> _SOURCE DATA_
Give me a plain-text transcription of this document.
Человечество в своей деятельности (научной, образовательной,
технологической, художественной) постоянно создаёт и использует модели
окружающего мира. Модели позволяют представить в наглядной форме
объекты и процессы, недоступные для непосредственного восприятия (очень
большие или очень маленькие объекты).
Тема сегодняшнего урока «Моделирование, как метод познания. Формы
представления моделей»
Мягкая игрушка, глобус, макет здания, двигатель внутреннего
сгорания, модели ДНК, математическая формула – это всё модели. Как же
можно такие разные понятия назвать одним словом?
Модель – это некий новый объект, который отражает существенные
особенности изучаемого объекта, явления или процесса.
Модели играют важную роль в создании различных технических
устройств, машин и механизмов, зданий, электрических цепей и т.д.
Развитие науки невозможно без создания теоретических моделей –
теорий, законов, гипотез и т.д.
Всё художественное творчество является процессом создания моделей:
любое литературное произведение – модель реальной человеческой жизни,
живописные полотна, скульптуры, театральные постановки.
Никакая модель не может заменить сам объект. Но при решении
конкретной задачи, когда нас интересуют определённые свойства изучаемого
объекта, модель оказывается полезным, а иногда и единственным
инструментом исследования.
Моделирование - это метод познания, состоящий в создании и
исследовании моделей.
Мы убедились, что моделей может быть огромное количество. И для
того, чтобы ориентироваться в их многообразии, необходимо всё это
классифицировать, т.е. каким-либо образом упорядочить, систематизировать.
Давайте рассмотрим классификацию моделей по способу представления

> _STATED TASK_
Reproduce all data above, unchanged.

> _WRITTEN RESPONSE_
Give me a plain-text transcription of this document.
Человечество в своей деятельности (научной, образовательной,
технологической, художественной) постоянно создаёт и использует модели
окружающего мира. Модели позволяют представить в наглядной форме
объекты и процессы, недоступные для непосредственного восприятия (очень
большие или очень маленькие объекты).
Тема сегодняшнего урока «Моделирование, как метод познания. Формы
представления моделей»
Мягкая игрушка, глобус, макет здания, двигатель внутреннего
сгорания, модели ДНК, математическая формула – это всё модели. Как же
можно такие разные понятия назвать одним словом?
Модель – это некий новый объект, который отражает существенные
особенности изучаемого объекта, явления или процесса.
Модели играют важную роль в создании различных технических
устройств, машин и механизмов, зданий, электрических цепей и т.д.
Развитие науки невозможно без создания теоретических моделей –
теорий, законов, гипотез и т.д.
Всё художественное творчество является процессом создания моделей:
любое литературное произведение – модель реальной человеческой жизни,
живописные полотна, скульптуры, театральные постановки.
Никакая модель не может заменить сам объект. Но при решении
конкретной задачи, когда нас интересуют определённые свойства изучаемого
объекта, модель оказывается полезным, а иногда и единственным
инструментом исследования.
Моделирование - это метод познания, состоящий в создании и
исследовании моделей.
Мы убедились, что моделей может быть огромное количество. И для
того, чтобы ориентироваться в их многообразии, необходимо всё это
классифицировать, т.е. каким-либо образом упорядочить, систематизировать.
Давайте рассмотрим классификацию моделей по способу представления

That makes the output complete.